> _What to produce_:
Repeat each record below exactly as given.

> _Data extract_:
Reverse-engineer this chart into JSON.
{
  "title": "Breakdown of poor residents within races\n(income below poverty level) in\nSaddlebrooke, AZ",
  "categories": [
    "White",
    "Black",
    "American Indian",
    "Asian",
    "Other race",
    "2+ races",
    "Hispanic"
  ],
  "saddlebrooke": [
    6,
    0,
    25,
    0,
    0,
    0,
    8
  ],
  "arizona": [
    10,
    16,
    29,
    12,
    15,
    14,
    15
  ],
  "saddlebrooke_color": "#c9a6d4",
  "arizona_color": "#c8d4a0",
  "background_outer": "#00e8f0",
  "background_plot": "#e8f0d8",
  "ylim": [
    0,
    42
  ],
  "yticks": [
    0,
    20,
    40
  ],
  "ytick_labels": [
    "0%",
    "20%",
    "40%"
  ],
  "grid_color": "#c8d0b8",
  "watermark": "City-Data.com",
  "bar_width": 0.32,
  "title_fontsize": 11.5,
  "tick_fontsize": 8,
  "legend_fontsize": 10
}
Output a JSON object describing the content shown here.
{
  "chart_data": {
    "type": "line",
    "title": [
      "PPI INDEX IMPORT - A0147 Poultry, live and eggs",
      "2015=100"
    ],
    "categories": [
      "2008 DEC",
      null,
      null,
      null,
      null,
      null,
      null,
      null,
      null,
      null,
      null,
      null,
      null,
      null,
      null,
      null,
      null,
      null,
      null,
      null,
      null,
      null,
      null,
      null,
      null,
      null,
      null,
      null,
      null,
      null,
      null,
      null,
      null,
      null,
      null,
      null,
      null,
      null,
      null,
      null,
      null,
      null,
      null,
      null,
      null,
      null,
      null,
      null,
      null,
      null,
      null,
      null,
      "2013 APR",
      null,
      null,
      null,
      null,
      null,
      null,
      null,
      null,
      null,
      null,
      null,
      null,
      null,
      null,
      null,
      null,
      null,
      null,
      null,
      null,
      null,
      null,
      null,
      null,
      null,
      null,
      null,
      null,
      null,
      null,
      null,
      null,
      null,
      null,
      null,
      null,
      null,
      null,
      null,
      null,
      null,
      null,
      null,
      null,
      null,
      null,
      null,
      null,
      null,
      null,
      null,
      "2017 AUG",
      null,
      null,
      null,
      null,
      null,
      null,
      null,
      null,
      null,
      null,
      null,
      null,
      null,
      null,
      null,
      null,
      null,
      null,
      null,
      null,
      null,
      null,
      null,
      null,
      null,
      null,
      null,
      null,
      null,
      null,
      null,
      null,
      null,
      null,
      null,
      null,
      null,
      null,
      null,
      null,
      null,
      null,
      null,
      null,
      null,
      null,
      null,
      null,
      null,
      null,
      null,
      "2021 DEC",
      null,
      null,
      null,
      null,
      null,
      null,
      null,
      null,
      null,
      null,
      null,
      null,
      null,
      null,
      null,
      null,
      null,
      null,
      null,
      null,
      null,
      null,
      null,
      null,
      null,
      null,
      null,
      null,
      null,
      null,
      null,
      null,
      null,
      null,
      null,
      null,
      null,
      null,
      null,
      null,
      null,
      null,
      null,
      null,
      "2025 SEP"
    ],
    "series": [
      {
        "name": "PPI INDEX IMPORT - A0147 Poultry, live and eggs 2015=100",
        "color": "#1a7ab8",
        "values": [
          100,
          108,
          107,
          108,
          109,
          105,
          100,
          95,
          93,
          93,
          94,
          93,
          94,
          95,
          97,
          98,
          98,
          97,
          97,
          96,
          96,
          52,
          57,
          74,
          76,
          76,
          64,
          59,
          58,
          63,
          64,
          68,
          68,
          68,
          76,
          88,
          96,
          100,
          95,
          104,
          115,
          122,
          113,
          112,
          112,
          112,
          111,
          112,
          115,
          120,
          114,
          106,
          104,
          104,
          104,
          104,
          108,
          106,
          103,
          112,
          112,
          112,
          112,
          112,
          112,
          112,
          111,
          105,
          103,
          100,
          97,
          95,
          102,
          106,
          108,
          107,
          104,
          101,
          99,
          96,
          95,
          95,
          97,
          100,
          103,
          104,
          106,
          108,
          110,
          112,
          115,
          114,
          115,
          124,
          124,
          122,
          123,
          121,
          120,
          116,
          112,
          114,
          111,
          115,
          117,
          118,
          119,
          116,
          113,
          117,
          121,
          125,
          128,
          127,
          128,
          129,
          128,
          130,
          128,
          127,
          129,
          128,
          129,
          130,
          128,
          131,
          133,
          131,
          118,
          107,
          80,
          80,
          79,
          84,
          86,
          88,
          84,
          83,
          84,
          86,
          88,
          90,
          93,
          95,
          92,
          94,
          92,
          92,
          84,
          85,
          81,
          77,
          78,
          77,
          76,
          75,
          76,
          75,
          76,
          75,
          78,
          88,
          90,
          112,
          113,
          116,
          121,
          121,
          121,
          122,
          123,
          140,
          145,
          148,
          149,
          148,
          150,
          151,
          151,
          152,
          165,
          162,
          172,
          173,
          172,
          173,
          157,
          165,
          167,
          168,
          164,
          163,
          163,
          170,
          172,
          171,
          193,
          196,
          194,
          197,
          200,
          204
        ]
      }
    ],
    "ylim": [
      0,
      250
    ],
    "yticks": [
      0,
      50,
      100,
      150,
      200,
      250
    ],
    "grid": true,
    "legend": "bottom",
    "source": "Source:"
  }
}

> _Completed task_:
Reverse-engineer this chart into JSON.
{
  "title": "Breakdown of poor residents within races\n(income below poverty level) in\nSaddlebrooke, AZ",
  "categories": [
    "White",
    "Black",
    "American Indian",
    "Asian",
    "Other race",
    "2+ races",
    "Hispanic"
  ],
  "saddlebrooke": [
    6,
    0,
    25,
    0,
    0,
    0,
    8
  ],
  "arizona": [
    10,
    16,
    29,
    12,
    15,
    14,
    15
  ],
  "saddlebrooke_color": "#c9a6d4",
  "arizona_color": "#c8d4a0",
  "background_outer": "#00e8f0",
  "background_plot": "#e8f0d8",
  "ylim": [
    0,
    42
  ],
  "yticks": [
    0,
    20,
    40
  ],
  "ytick_labels": [
    "0%",
    "20%",
    "40%"
  ],
  "grid_color": "#c8d0b8",
  "watermark": "City-Data.com",
  "bar_width": 0.32,
  "title_fontsize": 11.5,
  "tick_fontsize": 8,
  "legend_fontsize": 10
}
Output a JSON object describing the content shown here.
{
  "chart_data": {
    "type": "line",
    "title": [
      "PPI INDEX IMPORT - A0147 Poultry, live and eggs",
      "2015=100"
    ],
    "categories": [
      "2008 DEC",
      null,
      null,
      null,
      null,
      null,
      null,
      null,
      null,
      null,
      null,
      null,
      null,
      null,
      null,
      null,
      null,
      null,
      null,
      null,
      null,
      null,
      null,
      null,
      null,
      null,
      null,
      null,
      null,
      null,
      null,
      null,
      null,
      null,
      null,
      null,
      null,
      null,
      null,
      null,
      null,
      null,
      null,
      null,
      null,
      null,
      null,
      null,
      null,
      null,
      null,
      null,
      "2013 APR",
      null,
      null,
      null,
      null,
      null,
      null,
      null,
      null,
      null,
      null,
      null,
      null,
      null,
      null,
      null,
      null,
      null,
      null,
      null,
      null,
      null,
      null,
      null,
      null,
      null,
      null,
      null,
      null,
      null,
      null,
      null,
      null,
      null,
      null,
      null,
      null,
      null,
      null,
      null,
      null,
      null,
      null,
      null,
      null,
      null,
      null,
      null,
      null,
      null,
      null,
      null,
      "2017 AUG",
      null,
      null,
      null,
      null,
      null,
      null,
      null,
      null,
      null,
      null,
      null,
      null,
      null,
      null,
      null,
      null,
      null,
      null,
      null,
      null,
      null,
      null,
      null,
      null,
      null,
      null,
      null,
      null,
      null,
      null,
      null,
      null,
      null,
      null,
      null,
      null,
      null,
      null,
      null,
      null,
      null,
      null,
      null,
      null,
      null,
      null,
      null,
      null,
      null,
      null,
      null,
      "2021 DEC",
      null,
      null,
      null,
      null,
      null,
      null,
      null,
      null,
      null,
      null,
      null,
      null,
      null,
      null,
      null,
      null,
      null,
      null,
      null,
      null,
      null,
      null,
      null,
      null,
      null,
      null,
      null,
      null,
      null,
      null,
      null,
      null,
      null,
      null,
      null,
      null,
      null,
      null,
      null,
      null,
      null,
      null,
      null,
      null,
      "2025 SEP"
    ],
    "series": [
      {
        "name": "PPI INDEX IMPORT - A0147 Poultry, live and eggs 2015=100",
        "color": "#1a7ab8",
        "values": [
          100,
          108,
          107,
          108,
          109,
          105,
          100,
          95,
          93,
          93,
          94,
          93,
          94,
          95,
          97,
          98,
          98,
          97,
          97,
          96,
          96,
          52,
          57,
          74,
          76,
          76,
          64,
          59,
          58,
          63,
          64,
          68,
          68,
          68,
          76,
          88,
          96,
          100,
          95,
          104,
          115,
          122,
          113,
          112,
          112,
          112,
          111,
          112,
          115,
          120,
          114,
          106,
          104,
          104,
          104,
          104,
          108,
          106,
          103,
          112,
          112,
          112,
          112,
          112,
          112,
          112,
          111,
          105,
          103,
          100,
          97,
          95,
          102,
          106,
          108,
          107,
          104,
          101,
          99,
          96,
          95,
          95,
          97,
          100,
          103,
          104,
          106,
          108,
          110,
          112,
          115,
          114,
          115,
          124,
          124,
          122,
          123,
          121,
          120,
          116,
          112,
          114,
          111,
          115,
          117,
          118,
          119,
          116,
          113,
          117,
          121,
          125,
          128,
          127,
          128,
          129,
          128,
          130,
          128,
          127,
          129,
          128,
          129,
          130,
          128,
          131,
          133,
          131,
          118,
          107,
          80,
          80,
          79,
          84,
          86,
          88,
          84,
          83,
          84,
          86,
          88,
          90,
          93,
          95,
          92,
          94,
          92,
          92,
          84,
          85,
          81,
          77,
          78,
          77,
          76,
          75,
          76,
          75,
          76,
          75,
          78,
          88,
          90,
          112,
          113,
          116,
          121,
          121,
          121,
          122,
          123,
          140,
          145,
          148,
          149,
          148,
          150,
          151,
          151,
          152,
          165,
          162,
          172,
          173,
          172,
          173,
          157,
          165,
          167,
          168,
          164,
          163,
          163,
          170,
          172,
          171,
          193,
          196,
          194,
          197,
          200,
          204
        ]
      }
    ],
    "ylim": [
      0,
      250
    ],
    "yticks": [
      0,
      50,
      100,
      150,
      200,
      250
    ],
    "grid": true,
    "legend": "bottom",
    "source": "Source:"
  }
}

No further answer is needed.